MATERIAL PROVIDED section start
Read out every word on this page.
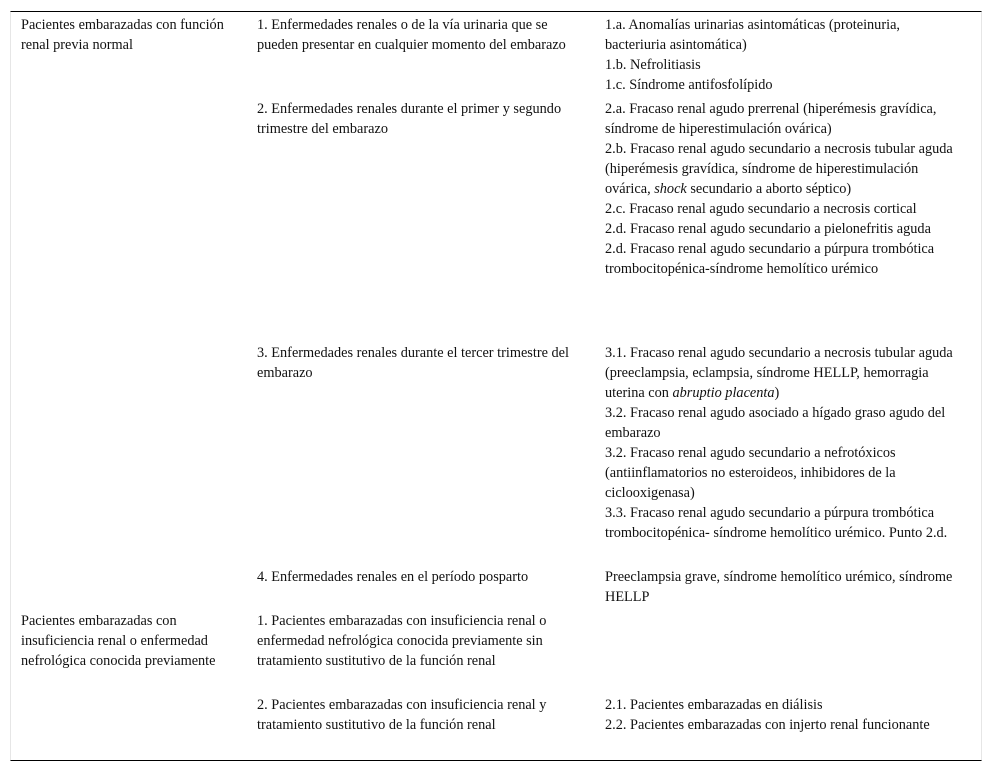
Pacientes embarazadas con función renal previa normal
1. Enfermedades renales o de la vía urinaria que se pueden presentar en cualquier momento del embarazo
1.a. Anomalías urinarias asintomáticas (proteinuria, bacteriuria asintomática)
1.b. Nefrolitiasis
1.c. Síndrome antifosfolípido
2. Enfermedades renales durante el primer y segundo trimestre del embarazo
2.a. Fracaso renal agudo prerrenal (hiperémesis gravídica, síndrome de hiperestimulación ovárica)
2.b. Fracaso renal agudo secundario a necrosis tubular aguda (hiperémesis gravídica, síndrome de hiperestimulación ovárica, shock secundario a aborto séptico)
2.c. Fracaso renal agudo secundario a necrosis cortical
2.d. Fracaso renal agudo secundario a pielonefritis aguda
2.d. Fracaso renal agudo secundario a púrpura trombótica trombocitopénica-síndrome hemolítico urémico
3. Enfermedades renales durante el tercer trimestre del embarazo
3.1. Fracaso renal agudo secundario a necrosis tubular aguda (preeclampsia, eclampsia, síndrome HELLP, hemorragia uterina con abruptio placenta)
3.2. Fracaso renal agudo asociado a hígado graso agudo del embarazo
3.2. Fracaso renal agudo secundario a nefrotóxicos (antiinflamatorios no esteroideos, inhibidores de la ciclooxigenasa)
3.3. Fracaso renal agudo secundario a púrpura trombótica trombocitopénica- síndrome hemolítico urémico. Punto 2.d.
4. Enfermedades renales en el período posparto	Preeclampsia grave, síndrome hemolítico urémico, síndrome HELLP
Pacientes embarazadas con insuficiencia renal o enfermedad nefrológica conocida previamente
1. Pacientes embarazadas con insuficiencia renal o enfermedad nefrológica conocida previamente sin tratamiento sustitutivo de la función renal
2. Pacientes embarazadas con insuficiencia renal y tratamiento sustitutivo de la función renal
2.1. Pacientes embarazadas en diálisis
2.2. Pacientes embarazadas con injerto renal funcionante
MATERIAL PROVIDED section end
WHAT THIS TASK INVOLVES: Across the data, pull every line containing the string "hiperémesis".

ANSWER BOX:
2.a. Fracaso renal agudo prerrenal (hiperémesis gravídica, síndrome de hiperestimulación ovárica)
2.b. Fracaso renal agudo secundario a necrosis tubular aguda (hiperémesis gravídica, síndrome de hiperestimulación ovárica, shock secundario a aborto séptico)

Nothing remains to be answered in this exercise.